ACTION ITEM
Where in the listing does the word "JSON" appear? Report each line that holds it.
═══ INFORMATION SUPPLIED
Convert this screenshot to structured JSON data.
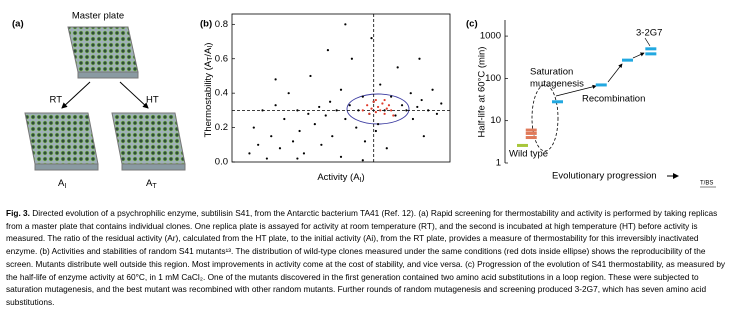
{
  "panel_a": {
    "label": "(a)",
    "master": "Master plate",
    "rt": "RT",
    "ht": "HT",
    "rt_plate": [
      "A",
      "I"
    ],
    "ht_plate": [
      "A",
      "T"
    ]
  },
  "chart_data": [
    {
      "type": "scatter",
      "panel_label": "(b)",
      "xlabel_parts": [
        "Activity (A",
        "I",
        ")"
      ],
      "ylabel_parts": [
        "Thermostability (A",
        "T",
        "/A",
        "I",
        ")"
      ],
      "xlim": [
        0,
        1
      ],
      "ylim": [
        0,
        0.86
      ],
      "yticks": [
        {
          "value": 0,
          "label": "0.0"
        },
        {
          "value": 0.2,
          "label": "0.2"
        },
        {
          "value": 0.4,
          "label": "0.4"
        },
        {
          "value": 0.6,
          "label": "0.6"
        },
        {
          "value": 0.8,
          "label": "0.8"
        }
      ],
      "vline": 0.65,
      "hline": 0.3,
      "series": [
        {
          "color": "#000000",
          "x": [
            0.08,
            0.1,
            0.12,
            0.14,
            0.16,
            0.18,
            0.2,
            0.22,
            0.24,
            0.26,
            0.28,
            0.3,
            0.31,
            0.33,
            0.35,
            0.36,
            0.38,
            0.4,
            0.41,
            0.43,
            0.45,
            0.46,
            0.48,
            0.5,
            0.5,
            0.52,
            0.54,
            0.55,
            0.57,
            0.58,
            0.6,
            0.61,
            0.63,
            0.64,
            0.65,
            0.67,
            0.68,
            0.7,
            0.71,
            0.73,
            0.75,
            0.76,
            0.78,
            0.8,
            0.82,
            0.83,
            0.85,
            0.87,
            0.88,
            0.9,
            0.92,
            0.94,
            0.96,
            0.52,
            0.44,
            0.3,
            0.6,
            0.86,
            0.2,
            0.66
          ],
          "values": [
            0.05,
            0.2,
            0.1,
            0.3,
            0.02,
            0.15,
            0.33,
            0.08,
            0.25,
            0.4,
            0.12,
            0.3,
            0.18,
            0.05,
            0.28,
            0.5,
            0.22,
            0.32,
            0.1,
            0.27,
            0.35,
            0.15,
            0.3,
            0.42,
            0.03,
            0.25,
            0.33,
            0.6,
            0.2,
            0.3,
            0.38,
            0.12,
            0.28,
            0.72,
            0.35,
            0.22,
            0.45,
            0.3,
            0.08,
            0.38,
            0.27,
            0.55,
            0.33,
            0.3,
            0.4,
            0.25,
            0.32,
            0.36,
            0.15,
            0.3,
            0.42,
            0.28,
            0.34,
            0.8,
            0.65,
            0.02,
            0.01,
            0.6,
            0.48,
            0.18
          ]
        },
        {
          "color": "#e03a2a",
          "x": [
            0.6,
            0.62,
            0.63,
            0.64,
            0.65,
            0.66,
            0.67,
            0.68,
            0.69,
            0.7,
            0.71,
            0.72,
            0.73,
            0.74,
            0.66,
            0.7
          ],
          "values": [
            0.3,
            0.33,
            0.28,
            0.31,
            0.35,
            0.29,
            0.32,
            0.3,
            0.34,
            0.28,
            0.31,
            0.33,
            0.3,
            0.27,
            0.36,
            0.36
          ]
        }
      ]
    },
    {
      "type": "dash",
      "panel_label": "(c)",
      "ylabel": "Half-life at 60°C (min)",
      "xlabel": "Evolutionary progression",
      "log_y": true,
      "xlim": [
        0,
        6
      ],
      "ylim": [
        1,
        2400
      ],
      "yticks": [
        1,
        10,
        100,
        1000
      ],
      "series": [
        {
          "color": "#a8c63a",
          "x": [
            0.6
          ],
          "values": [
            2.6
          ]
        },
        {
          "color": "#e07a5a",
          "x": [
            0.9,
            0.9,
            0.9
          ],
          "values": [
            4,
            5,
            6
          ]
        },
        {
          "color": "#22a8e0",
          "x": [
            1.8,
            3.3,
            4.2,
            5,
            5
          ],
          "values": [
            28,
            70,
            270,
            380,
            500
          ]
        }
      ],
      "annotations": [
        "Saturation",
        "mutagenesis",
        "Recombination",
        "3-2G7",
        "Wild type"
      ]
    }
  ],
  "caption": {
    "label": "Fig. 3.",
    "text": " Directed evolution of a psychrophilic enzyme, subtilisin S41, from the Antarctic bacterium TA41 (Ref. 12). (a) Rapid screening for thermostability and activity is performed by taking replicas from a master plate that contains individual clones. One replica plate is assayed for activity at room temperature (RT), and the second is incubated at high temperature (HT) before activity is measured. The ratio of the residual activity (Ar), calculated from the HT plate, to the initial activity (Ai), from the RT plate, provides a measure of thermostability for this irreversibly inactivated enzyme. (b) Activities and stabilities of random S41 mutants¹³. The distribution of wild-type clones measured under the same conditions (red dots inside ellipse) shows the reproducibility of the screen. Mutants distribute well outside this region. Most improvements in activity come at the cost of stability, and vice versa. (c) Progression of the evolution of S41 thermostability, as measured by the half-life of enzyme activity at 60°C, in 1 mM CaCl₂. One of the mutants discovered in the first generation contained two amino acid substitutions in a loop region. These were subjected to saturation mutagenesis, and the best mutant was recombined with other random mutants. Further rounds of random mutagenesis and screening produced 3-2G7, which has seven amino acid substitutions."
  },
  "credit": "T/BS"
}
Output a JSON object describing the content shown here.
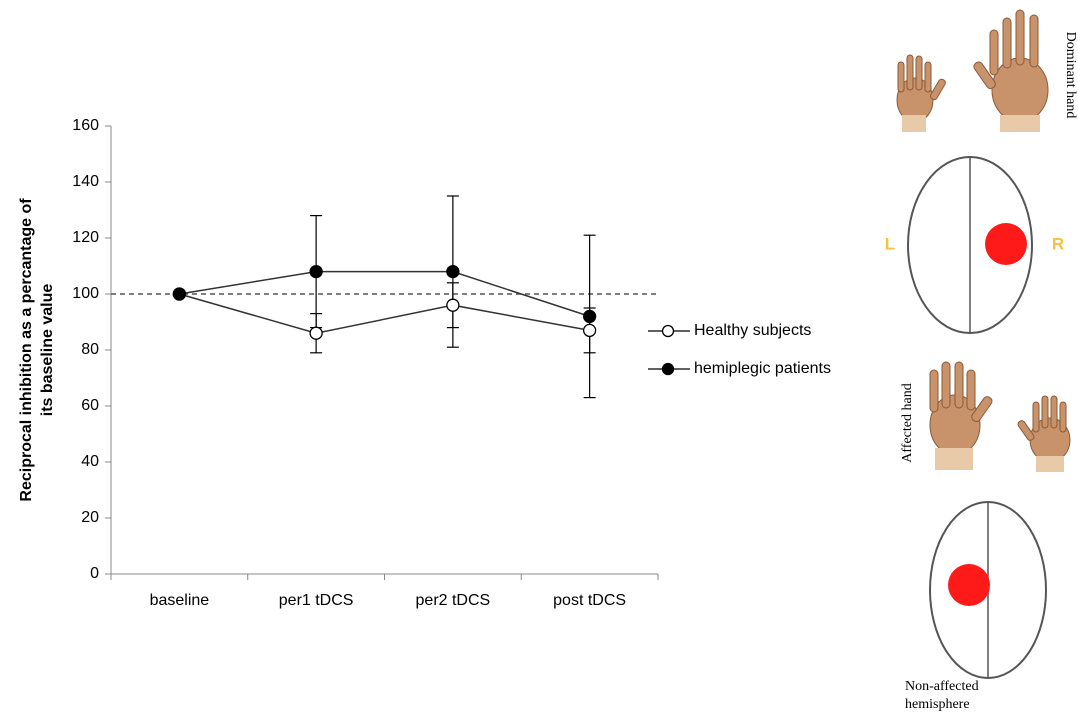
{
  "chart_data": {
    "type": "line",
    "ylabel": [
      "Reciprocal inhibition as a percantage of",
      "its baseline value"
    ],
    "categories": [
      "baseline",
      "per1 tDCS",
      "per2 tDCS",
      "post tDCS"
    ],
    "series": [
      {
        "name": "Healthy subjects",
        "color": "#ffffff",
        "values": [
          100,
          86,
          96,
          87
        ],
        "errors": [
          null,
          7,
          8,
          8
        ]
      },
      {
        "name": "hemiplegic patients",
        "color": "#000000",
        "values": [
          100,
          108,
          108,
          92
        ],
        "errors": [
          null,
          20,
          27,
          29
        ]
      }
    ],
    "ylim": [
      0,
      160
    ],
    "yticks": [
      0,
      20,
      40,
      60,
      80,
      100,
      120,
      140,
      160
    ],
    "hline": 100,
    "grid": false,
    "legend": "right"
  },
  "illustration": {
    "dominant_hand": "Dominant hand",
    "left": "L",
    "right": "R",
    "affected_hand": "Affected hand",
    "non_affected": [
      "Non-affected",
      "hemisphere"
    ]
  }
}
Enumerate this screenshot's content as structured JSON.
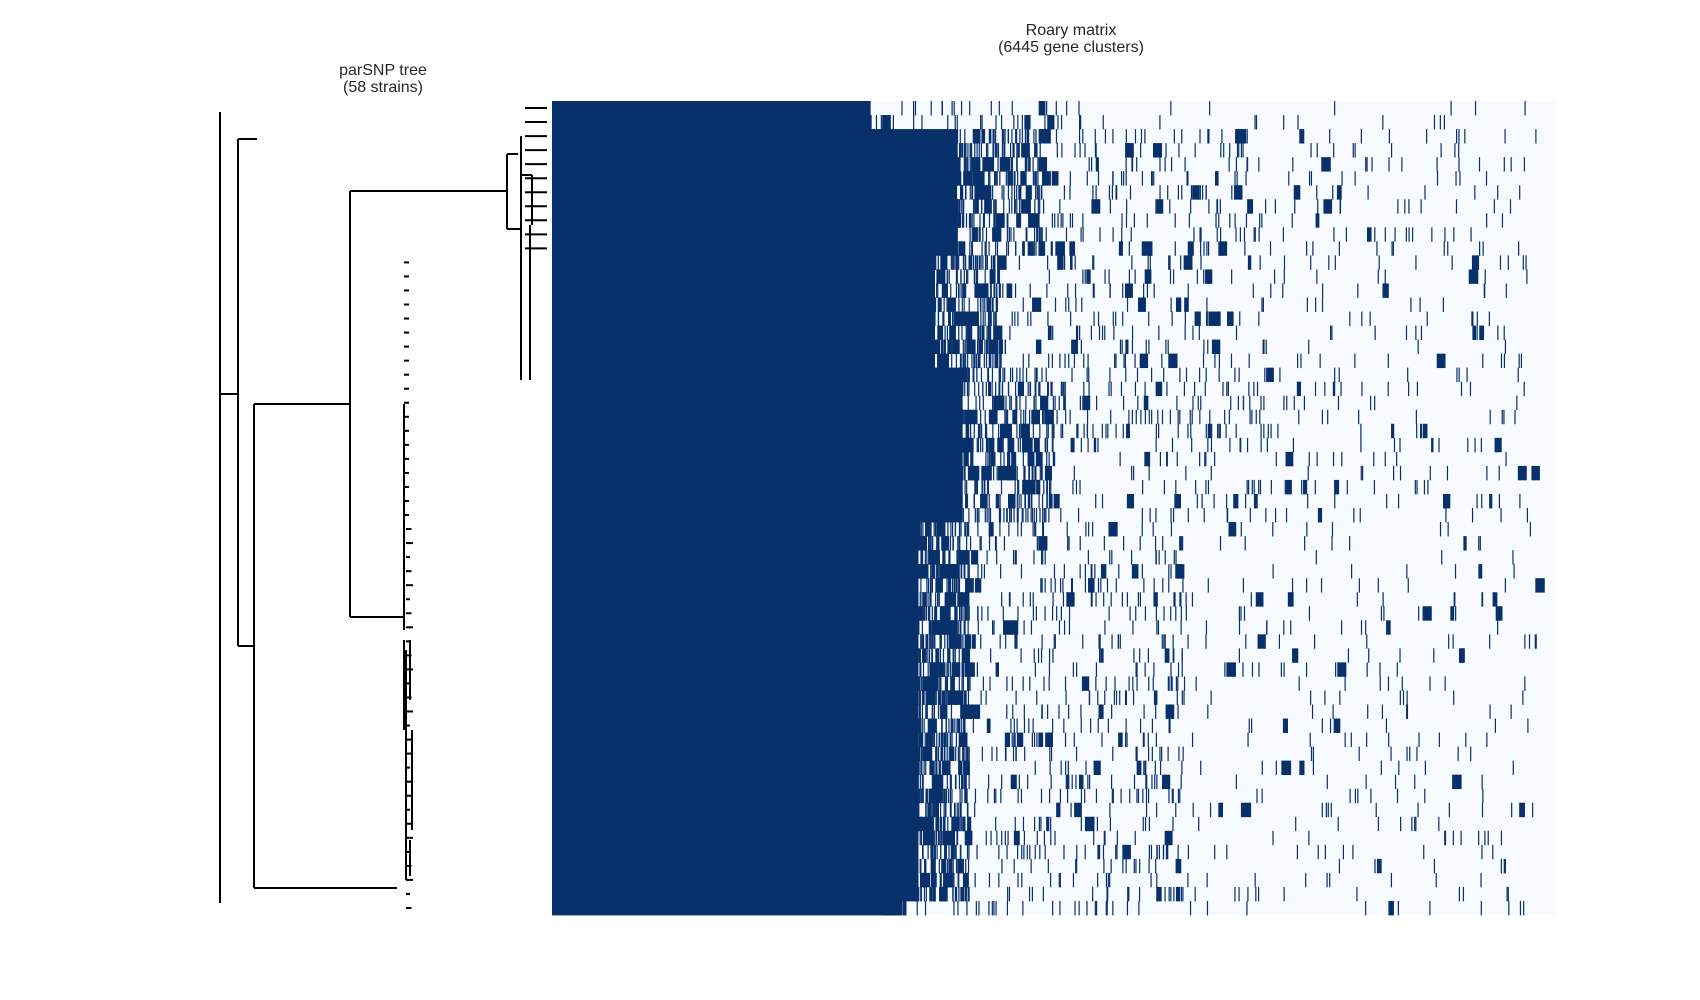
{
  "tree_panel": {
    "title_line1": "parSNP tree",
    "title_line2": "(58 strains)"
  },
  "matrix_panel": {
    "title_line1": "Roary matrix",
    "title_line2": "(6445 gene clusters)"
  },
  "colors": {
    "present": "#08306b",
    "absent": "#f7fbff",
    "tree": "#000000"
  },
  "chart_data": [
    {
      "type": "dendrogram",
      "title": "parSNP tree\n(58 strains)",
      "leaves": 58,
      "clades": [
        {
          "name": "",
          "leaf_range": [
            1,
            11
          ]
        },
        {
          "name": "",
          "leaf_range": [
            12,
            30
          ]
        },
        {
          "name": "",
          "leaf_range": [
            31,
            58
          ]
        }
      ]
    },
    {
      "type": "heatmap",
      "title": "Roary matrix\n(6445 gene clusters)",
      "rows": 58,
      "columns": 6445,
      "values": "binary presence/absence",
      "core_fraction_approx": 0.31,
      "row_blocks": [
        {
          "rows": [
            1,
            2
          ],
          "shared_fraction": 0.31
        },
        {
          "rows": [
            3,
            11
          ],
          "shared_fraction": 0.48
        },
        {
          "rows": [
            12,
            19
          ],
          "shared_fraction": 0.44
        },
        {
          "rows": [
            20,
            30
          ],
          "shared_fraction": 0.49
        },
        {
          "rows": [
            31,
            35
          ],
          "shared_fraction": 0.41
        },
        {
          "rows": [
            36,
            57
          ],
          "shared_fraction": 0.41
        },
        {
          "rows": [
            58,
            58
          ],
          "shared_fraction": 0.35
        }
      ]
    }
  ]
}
══════
RESPONSE TO THE TASK
Convert this screenshot to structured JSON data.
Output a JSON object describing the content shown here.
Enumerate this screenshot's content as structured JSON.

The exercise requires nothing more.